Podany tekst:
+--

Józef Hant z Bukowska (region sanocki)
Józef Hnat, urodzony 07.08.1945 roku w Bukowsku. Edukacje muzyczną pobierał zarówno w rodzinnej miejscowości jak i w Sanoku. W Bukowsku uczył się grać na organach oraz na akordeonie. Jego nauczycielem był Piotr Przyboś (twórca zespołu Bukowianie). Po ukończeniu szkoły podstawowej w wieku 13 lat trafił do sanockiego liceum, ale po roku z przyczyn rodzinno-finansowych musiał zrezygnować z nauki. Zaczął się natomiast kształcić na kościelnego organistę. Naukę pobierał dwa lata pod okiem p. Feliksa Biedy. Po dwuletniej nauce zaczął samodzielną pracę organisty.
Pierwszym instrumentem na którym zaczął grać była guzikówka. Instrument był niemieckiej produkcji, podobny do heligonki. Miał 8 basów i 2 rzędy guzików. Zdobył ją od przyjaciela w dziesiątym roku życia. W tym czasie zaczęła go pociągać muzyka. Z czasem gdy ojciec rozmówcy zauważył, że syn przejawia talent do muzyki to wysłał go na przyuczenie do p. Przybosia - organisty z kościoła w Bukowsku. U niego uczył się gry na pianinie i organach. Pan Hnat wspominał również, że jako dziecko samodzielnie z papieru i kartonu sklepił sobie makietę zabawkową guzikówki. Wszystko było wyklejone, namalowana klawiatura. Co ciekawe po jakimś czasie taką zabawkę udało mu się sprzedać ludziom, którzy kupowali u jego rodziców konia. Zanim trafił do Sanoka to jeszcze jako młodego chłopaka zabierano go na zabawy, aby przygrywał bawiącym się do tańca. Grywał po barach i świetlicach. Sadzali go na stołek, który stał na stole, tak aby było go lepiej słychać. Grywał wówczas zarówno utwory ludowe - lokalne jak i te popularne z polskiej sceny artystycznej. Dominowały jednak w jego repertuarze utwory taneczne. Po tym jak trafił do sanockiej szkoły rodzice sprzedali jego instrument. Niefortunna strata instrumentu zmotywowała do zbierania na swój własny akordeon klawiszowy. Kupił go już jako organista. Pieniądze uzbierał przy pierwszej sprzedaży opłatków bożonarodzeniowych. Po zakupie akordeonu od razu zaczął grywać po zabawach.

+--

Dane źródłowe:

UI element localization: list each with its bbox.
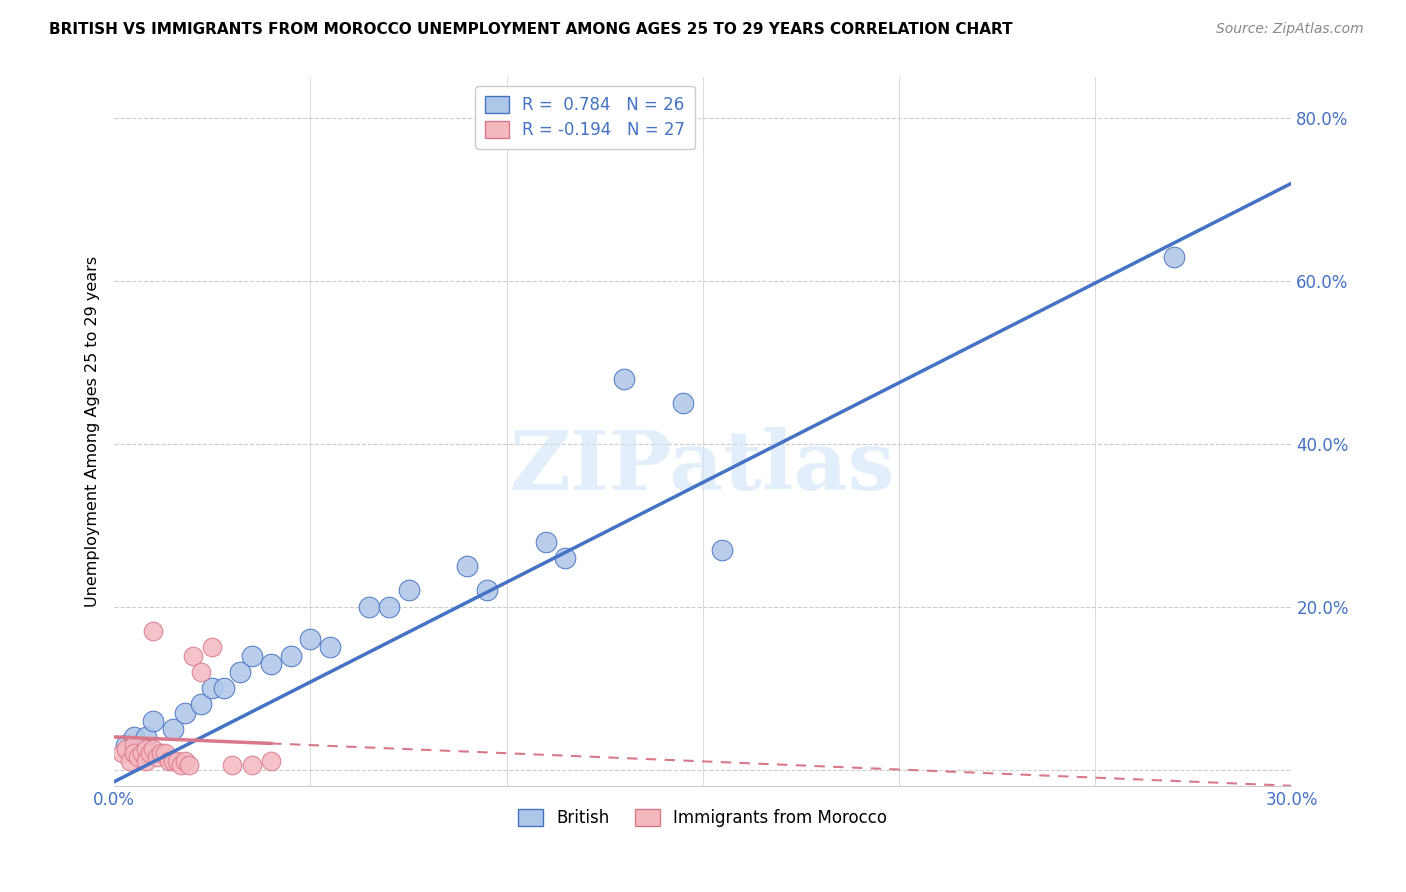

+--

Zadanie do rozwiązania:
Zacytuj dosłownie fragment podanego tekstu, zaczynając od słów „Józef Hnat, urodzony”, a kończąc na słowach „samodzielną pracę organisty.”.

Rozwiązanie zadania:
Józef Hnat, urodzony 07.08.1945 roku w Bukowsku. Edukacje muzyczną pobierał zarówno w rodzinnej miejscowości jak i w Sanoku. W Bukowsku uczył się grać na organach oraz na akordeonie. Jego nauczycielem był Piotr Przyboś (twórca zespołu Bukowianie). Po ukończeniu szkoły podstawowej w wieku 13 lat trafił do sanockiego liceum, ale po roku z przyczyn rodzinno-finansowych musiał zrezygnować z nauki. Zaczął się natomiast kształcić na kościelnego organistę. Naukę pobierał dwa lata pod okiem p. Feliksa Biedy. Po dwuletniej nauce zaczął samodzielną pracę organisty.